▸ PROVIDED DATA:
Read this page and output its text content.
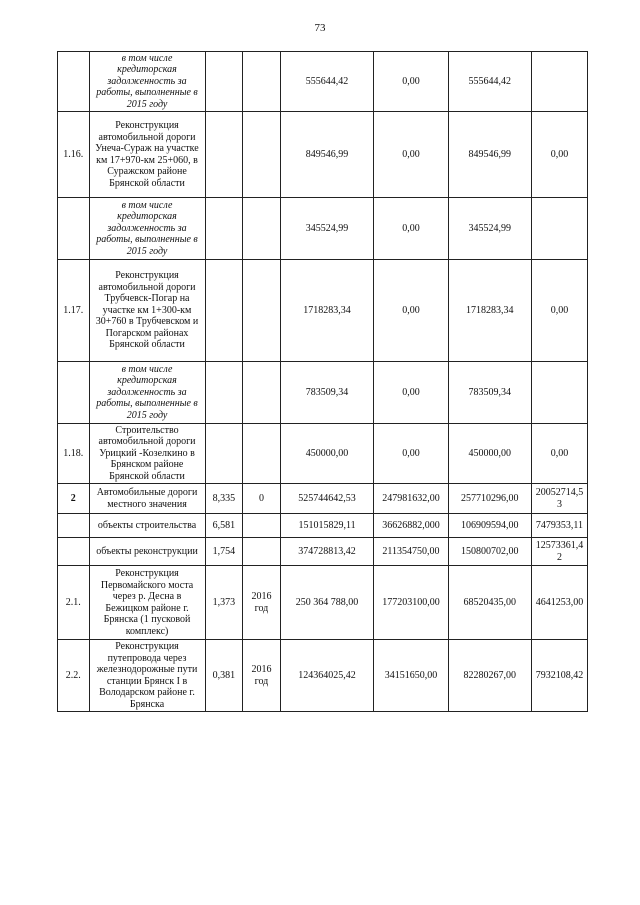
73
	в том числе кредиторская задолженность за работы, выполненные в 2015 году			555644,42	0,00	555644,42	
1.16.	Реконструкция автомобильной дороги Унеча-Сураж на участке км 17+970-км 25+060, в Суражском районе Брянской области			849546,99	0,00	849546,99	0,00
	в том числе кредиторская задолженность за работы, выполненные в 2015 году			345524,99	0,00	345524,99	
1.17.	Реконструкция автомобильной дороги Трубчевск-Погар на участке км 1+300-км 30+760 в Трубчевском и Погарском районах Брянской области			1718283,34	0,00	1718283,34	0,00
	в том числе кредиторская задолженность за работы, выполненные в 2015 году			783509,34	0,00	783509,34	
1.18.	Строительство автомобильной дороги Урицкий -Козелкино в Брянском районе Брянской области			450000,00	0,00	450000,00	0,00
2	Автомобильные дороги местного значения	8,335	0	525744642,53	247981632,00	257710296,00	20052714,53
	объекты строительства	6,581		151015829,11	36626882,000	106909594,00	7479353,11
	объекты реконструкции	1,754		374728813,42	211354750,00	150800702,00	12573361,42
2.1.	Реконструкция Первомайского моста через р. Десна в Бежицком районе г. Брянска (1 пусковой комплекс)	1,373	2016 год	250 364 788,00	177203100,00	68520435,00	4641253,00
2.2.	Реконструкция путепровода через железнодорожные пути станции Брянск I в Володарском районе г. Брянска	0,381	2016 год	124364025,42	34151650,00	82280267,00	7932108,42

▸ GOAL: Repeat the listing above exactly, with no pictures.

▸ SOLUTION BELOW:
Read this page and output its text content.
73
	в том числе кредиторская задолженность за работы, выполненные в 2015 году			555644,42	0,00	555644,42	
1.16.	Реконструкция автомобильной дороги Унеча-Сураж на участке км 17+970-км 25+060, в Суражском районе Брянской области			849546,99	0,00	849546,99	0,00
	в том числе кредиторская задолженность за работы, выполненные в 2015 году			345524,99	0,00	345524,99	
1.17.	Реконструкция автомобильной дороги Трубчевск-Погар на участке км 1+300-км 30+760 в Трубчевском и Погарском районах Брянской области			1718283,34	0,00	1718283,34	0,00
	в том числе кредиторская задолженность за работы, выполненные в 2015 году			783509,34	0,00	783509,34	
1.18.	Строительство автомобильной дороги Урицкий -Козелкино в Брянском районе Брянской области			450000,00	0,00	450000,00	0,00
2	Автомобильные дороги местного значения	8,335	0	525744642,53	247981632,00	257710296,00	20052714,53
	объекты строительства	6,581		151015829,11	36626882,000	106909594,00	7479353,11
	объекты реконструкции	1,754		374728813,42	211354750,00	150800702,00	12573361,42
2.1.	Реконструкция Первомайского моста через р. Десна в Бежицком районе г. Брянска (1 пусковой комплекс)	1,373	2016 год	250 364 788,00	177203100,00	68520435,00	4641253,00
2.2.	Реконструкция путепровода через железнодорожные пути станции Брянск I в Володарском районе г. Брянска	0,381	2016 год	124364025,42	34151650,00	82280267,00	7932108,42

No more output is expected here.